§ **Excerpt**
○ ○ ○ ○

If you’re looking for ways to improve your productivity, chances are, you’ve come across a concept called timeboxing. Even if you’ve never heard the term “timebox” before, you might have come across other aspects that belong to timeboxing, such as calendar blocking and the Pomodoro Technique.
In any case, timeboxing is one of the simplest yet most effective time management strategies. And in this article, you’ll learn exactly how to apply this technique in your day-to-day life.
What Is Timeboxing?
Let’s first look at what timeboxing is. Timeboxing is a very simple concept where you give yourself a certain amount of time for a certain task. This stands in contrast to the “normal” way of working, which is to just work on a task until it’s done. You can either use your calendar and add blocks for certain tasks in your calendar, or you can simply use a timer to give yourself a deadline for your timebox.
The most efficient way to go about it is to combine both. This means you’ll add blocks for work and break blocks in your calendar. Then, write down your to-dos for the blocks in each block.
From here, write down your to-dos for each day. While doing that, make sure that it doesn’t get over three to four hours of high-focus tasks for maximum efficiency. Ideally, the total doesn’t go over six hours because you won’t be able to focus for longer than that.
Now, let’s look at how timeboxing can increase your productivity with a bit more detail.

○ ○ ○ ○

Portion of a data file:

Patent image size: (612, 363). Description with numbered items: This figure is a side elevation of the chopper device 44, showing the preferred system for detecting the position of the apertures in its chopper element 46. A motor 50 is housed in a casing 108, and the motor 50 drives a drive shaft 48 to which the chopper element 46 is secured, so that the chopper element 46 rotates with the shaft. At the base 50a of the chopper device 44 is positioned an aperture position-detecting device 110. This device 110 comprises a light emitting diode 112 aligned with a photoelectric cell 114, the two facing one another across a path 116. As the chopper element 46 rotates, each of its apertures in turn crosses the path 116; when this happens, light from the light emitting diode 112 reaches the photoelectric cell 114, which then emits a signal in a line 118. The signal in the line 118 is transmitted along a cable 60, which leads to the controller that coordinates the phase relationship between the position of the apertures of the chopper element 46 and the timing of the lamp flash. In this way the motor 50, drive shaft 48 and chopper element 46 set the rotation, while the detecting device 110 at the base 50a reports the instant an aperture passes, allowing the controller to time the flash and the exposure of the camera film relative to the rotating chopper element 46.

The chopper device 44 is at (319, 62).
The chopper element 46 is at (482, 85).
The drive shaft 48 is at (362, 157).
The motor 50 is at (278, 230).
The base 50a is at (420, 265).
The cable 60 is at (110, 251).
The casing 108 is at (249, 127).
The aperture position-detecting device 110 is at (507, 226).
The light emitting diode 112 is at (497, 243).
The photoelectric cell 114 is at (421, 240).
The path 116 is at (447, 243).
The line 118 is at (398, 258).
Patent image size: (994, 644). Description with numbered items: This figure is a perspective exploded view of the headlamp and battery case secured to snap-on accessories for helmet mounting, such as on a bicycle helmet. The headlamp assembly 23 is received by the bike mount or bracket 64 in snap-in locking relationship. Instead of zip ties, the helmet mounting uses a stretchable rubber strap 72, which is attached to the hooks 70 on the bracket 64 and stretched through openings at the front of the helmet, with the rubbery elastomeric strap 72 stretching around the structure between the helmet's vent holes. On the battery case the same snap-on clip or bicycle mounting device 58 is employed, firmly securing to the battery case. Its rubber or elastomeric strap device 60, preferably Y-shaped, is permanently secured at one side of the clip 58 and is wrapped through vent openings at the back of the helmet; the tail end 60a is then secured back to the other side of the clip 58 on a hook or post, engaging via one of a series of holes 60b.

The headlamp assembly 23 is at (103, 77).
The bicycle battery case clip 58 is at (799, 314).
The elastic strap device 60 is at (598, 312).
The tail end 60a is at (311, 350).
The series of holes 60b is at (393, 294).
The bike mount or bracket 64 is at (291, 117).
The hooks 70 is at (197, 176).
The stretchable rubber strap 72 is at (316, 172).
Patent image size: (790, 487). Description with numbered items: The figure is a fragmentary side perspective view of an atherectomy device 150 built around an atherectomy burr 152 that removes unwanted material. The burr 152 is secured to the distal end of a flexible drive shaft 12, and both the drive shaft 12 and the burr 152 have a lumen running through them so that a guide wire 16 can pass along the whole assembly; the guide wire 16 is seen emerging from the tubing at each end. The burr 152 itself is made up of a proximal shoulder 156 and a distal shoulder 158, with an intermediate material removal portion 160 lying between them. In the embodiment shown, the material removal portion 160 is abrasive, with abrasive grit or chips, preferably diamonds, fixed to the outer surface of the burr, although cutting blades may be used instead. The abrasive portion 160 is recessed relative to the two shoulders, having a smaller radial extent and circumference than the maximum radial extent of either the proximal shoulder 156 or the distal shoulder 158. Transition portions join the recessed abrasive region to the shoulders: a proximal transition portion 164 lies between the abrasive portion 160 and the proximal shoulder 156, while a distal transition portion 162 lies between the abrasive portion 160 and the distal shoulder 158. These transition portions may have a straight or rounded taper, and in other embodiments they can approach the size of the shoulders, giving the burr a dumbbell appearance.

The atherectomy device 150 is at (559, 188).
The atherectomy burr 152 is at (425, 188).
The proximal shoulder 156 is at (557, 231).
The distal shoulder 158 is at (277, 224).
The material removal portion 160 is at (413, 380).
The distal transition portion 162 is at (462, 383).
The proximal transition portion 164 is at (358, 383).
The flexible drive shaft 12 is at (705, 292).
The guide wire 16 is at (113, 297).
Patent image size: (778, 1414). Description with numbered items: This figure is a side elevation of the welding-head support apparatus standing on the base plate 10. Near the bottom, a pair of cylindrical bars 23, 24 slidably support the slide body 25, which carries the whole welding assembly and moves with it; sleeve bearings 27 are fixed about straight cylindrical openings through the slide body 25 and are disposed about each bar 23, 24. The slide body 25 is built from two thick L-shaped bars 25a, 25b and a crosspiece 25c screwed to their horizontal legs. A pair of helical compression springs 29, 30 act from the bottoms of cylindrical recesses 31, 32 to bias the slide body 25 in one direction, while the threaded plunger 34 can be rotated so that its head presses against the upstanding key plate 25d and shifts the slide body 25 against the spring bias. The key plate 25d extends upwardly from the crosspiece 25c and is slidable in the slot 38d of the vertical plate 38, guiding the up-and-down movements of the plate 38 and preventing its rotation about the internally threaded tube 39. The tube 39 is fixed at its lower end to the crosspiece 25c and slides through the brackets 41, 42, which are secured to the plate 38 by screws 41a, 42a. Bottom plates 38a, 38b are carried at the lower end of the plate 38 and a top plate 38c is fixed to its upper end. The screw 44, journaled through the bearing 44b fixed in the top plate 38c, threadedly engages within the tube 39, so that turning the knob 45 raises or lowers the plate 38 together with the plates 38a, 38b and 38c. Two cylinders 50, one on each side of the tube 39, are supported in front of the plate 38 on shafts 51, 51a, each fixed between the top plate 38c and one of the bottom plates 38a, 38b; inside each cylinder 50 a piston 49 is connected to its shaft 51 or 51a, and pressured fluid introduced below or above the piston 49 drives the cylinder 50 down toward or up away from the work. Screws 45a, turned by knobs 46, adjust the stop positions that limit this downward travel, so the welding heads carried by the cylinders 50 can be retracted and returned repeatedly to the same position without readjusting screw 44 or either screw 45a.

○ ○ ○ ○

§ **Set of tasks**
(A) Quote the timeboxing article word for word, starting with "In any case, timeboxing" and going on through "What Is Timeboxing?".
(B) Update the records from their first line through the line with "The light emitting diode 112 is" by replacing "side elevation" with "side view" and changing nothing else. Give back only those lines.
The timeboxing article and the records have no connection to each other.

§ **Results**
(A)
In any case, timeboxing is one of the simplest yet most effective time management strategies. And in this article, you’ll learn exactly how to apply this technique in your day-to-day life.
What Is Timeboxing?

(B)
Patent image size: (612, 363). Description with numbered items: This figure is a side view of the chopper device 44, showing the preferred system for detecting the position of the apertures in its chopper element 46. A motor 50 is housed in a casing 108, and the motor 50 drives a drive shaft 48 to which the chopper element 46 is secured, so that the chopper element 46 rotates with the shaft. At the base 50a of the chopper device 44 is positioned an aperture position-detecting device 110. This device 110 comprises a light emitting diode 112 aligned with a photoelectric cell 114, the two facing one another across a path 116. As the chopper element 46 rotates, each of its apertures in turn crosses the path 116; when this happens, light from the light emitting diode 112 reaches the photoelectric cell 114, which then emits a signal in a line 118. The signal in the line 118 is transmitted along a cable 60, which leads to the controller that coordinates the phase relationship between the position of the apertures of the chopper element 46 and the timing of the lamp flash. In this way the motor 50, drive shaft 48 and chopper element 46 set the rotation, while the detecting device 110 at the base 50a reports the instant an aperture passes, allowing the controller to time the flash and the exposure of the camera film relative to the rotating chopper element 46.

The chopper device 44 is at (319, 62).
The chopper element 46 is at (482, 85).
The drive shaft 48 is at (362, 157).
The motor 50 is at (278, 230).
The base 50a is at (420, 265).
The cable 60 is at (110, 251).
The casing 108 is at (249, 127).
The aperture position-detecting device 110 is at (507, 226).
The light emitting diode 112 is at (497, 243).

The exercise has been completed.